--- start of DATA LINES ---

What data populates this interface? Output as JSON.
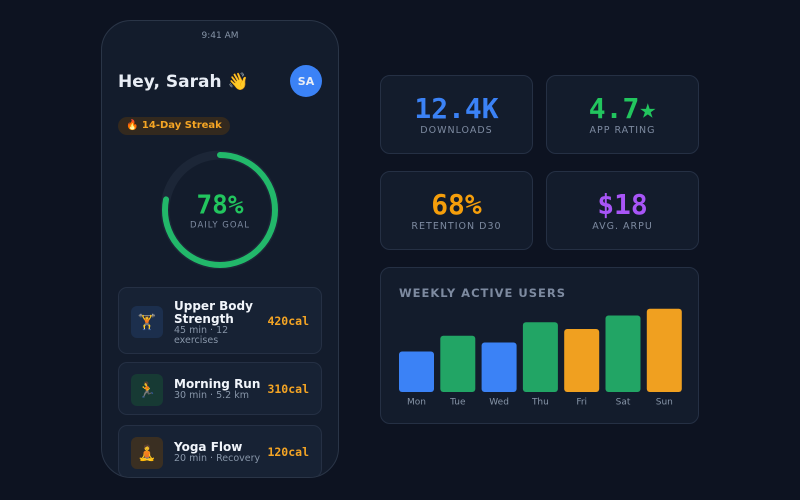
{
  "phone": {
    "time": "9:41 AM",
    "greeting": "Hey, Sarah 👋",
    "avatar": "SA",
    "streak": "🔥 14-Day Streak",
    "ring": {
      "value": 78,
      "label": "78%",
      "caption": "DAILY GOAL",
      "lim": [
        0,
        100
      ]
    },
    "workouts": [
      {
        "icon": "🏋️",
        "title": "Upper Body Strength",
        "meta": "45 min · 12 exercises",
        "cal": "420cal"
      },
      {
        "icon": "🏃",
        "title": "Morning Run",
        "meta": "30 min · 5.2 km",
        "cal": "310cal"
      },
      {
        "icon": "🧘",
        "title": "Yoga Flow",
        "meta": "20 min · Recovery",
        "cal": "120cal"
      }
    ]
  },
  "stats": [
    {
      "value": "12.4K",
      "label": "DOWNLOADS",
      "color": "#3b82f6"
    },
    {
      "value": "4.7★",
      "label": "APP RATING",
      "color": "#22c55e"
    },
    {
      "value": "68%",
      "label": "RETENTION D30",
      "color": "#f59e0b"
    },
    {
      "value": "$18",
      "label": "AVG. ARPU",
      "color": "#a855f7"
    }
  ],
  "chart_data": {
    "type": "bar",
    "title": "WEEKLY ACTIVE USERS",
    "categories": [
      "Mon",
      "Tue",
      "Wed",
      "Thu",
      "Fri",
      "Sat",
      "Sun"
    ],
    "values": [
      36,
      50,
      44,
      62,
      56,
      68,
      74
    ],
    "colors": [
      "#3b82f6",
      "#22a565",
      "#3b82f6",
      "#22a565",
      "#f0a020",
      "#22a565",
      "#f0a020"
    ],
    "ylim": [
      0,
      80
    ]
  }
}
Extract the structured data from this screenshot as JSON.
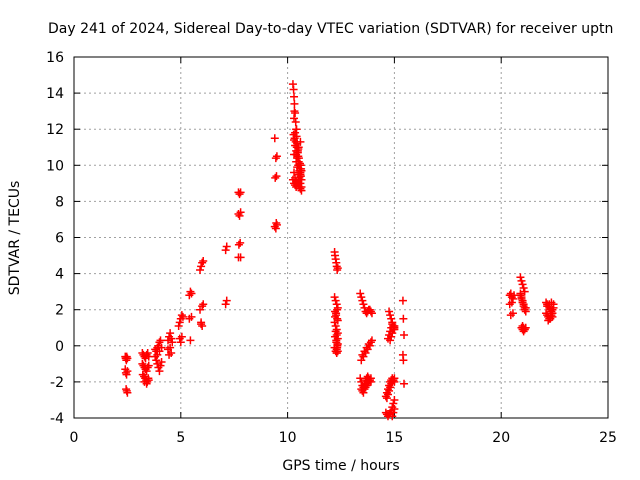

--- end of DATA LINES ---

WHAT TO PRODUCE.
Leave out the pictures and print every line of the data exactly.

SOLUTION TO THIS PROBLEM.
What data populates this interface? Output as JSON.
{
  "phone": {
    "time": "9:41 AM",
    "greeting": "Hey, Sarah 👋",
    "avatar": "SA",
    "streak": "🔥 14-Day Streak",
    "ring": {
      "value": 78,
      "label": "78%",
      "caption": "DAILY GOAL",
      "lim": [
        0,
        100
      ]
    },
    "workouts": [
      {
        "icon": "🏋️",
        "title": "Upper Body Strength",
        "meta": "45 min · 12 exercises",
        "cal": "420cal"
      },
      {
        "icon": "🏃",
        "title": "Morning Run",
        "meta": "30 min · 5.2 km",
        "cal": "310cal"
      },
      {
        "icon": "🧘",
        "title": "Yoga Flow",
        "meta": "20 min · Recovery",
        "cal": "120cal"
      }
    ]
  },
  "stats": [
    {
      "value": "12.4K",
      "label": "DOWNLOADS",
      "color": "#3b82f6"
    },
    {
      "value": "4.7★",
      "label": "APP RATING",
      "color": "#22c55e"
    },
    {
      "value": "68%",
      "label": "RETENTION D30",
      "color": "#f59e0b"
    },
    {
      "value": "$18",
      "label": "AVG. ARPU",
      "color": "#a855f7"
    }
  ],
  "chart_data": {
    "type": "bar",
    "title": "WEEKLY ACTIVE USERS",
    "categories": [
      "Mon",
      "Tue",
      "Wed",
      "Thu",
      "Fri",
      "Sat",
      "Sun"
    ],
    "values": [
      36,
      50,
      44,
      62,
      56,
      68,
      74
    ],
    "colors": [
      "#3b82f6",
      "#22a565",
      "#3b82f6",
      "#22a565",
      "#f0a020",
      "#22a565",
      "#f0a020"
    ],
    "ylim": [
      0,
      80
    ]
  }
}
Extract the structured data from this screenshot as JSON.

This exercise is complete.